┌──

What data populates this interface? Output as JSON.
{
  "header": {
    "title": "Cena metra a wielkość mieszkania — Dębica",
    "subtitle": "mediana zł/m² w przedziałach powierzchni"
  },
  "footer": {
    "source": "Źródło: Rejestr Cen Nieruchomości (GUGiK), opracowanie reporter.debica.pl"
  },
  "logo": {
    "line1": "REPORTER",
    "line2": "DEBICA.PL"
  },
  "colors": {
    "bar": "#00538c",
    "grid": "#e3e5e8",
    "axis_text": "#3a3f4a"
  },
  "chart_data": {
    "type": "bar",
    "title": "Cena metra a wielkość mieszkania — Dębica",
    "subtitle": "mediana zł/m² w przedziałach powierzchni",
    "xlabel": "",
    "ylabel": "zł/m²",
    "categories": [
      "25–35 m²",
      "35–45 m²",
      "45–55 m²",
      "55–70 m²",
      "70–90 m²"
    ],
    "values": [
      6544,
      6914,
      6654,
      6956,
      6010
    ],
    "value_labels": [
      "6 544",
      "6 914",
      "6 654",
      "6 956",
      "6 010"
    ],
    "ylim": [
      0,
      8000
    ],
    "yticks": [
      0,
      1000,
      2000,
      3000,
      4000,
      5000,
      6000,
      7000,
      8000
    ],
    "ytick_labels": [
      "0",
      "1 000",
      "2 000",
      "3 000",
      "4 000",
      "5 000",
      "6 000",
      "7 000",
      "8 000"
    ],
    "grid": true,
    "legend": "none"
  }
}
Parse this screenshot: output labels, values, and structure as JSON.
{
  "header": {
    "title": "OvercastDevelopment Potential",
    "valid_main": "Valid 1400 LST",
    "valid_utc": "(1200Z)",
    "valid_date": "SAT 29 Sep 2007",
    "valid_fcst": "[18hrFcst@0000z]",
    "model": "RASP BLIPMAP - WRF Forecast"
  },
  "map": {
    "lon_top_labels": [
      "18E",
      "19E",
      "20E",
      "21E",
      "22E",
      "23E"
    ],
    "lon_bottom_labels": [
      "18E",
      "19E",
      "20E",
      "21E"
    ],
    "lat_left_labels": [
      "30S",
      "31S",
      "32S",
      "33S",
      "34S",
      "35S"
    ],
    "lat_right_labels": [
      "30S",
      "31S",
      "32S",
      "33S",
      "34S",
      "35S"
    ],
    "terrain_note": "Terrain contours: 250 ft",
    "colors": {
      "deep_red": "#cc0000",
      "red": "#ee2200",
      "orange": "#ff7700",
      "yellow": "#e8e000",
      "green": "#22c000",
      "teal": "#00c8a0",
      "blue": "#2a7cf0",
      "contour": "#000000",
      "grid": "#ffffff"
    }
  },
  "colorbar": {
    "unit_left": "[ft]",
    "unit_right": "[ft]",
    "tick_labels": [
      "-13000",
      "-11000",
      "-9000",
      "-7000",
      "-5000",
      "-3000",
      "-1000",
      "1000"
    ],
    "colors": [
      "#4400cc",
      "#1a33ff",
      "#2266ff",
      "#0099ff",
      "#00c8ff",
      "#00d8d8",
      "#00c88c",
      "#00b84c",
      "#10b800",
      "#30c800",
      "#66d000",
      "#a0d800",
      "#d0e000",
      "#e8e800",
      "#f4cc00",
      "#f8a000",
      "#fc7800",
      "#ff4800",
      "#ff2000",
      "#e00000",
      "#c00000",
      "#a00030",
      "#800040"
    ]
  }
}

└──

• _Set task_
Copy all lines from the listing that contain "this".

• _Output of the task_
What data populates this interface? Output as JSON.
Parse this screenshot: output labels, values, and structure as JSON.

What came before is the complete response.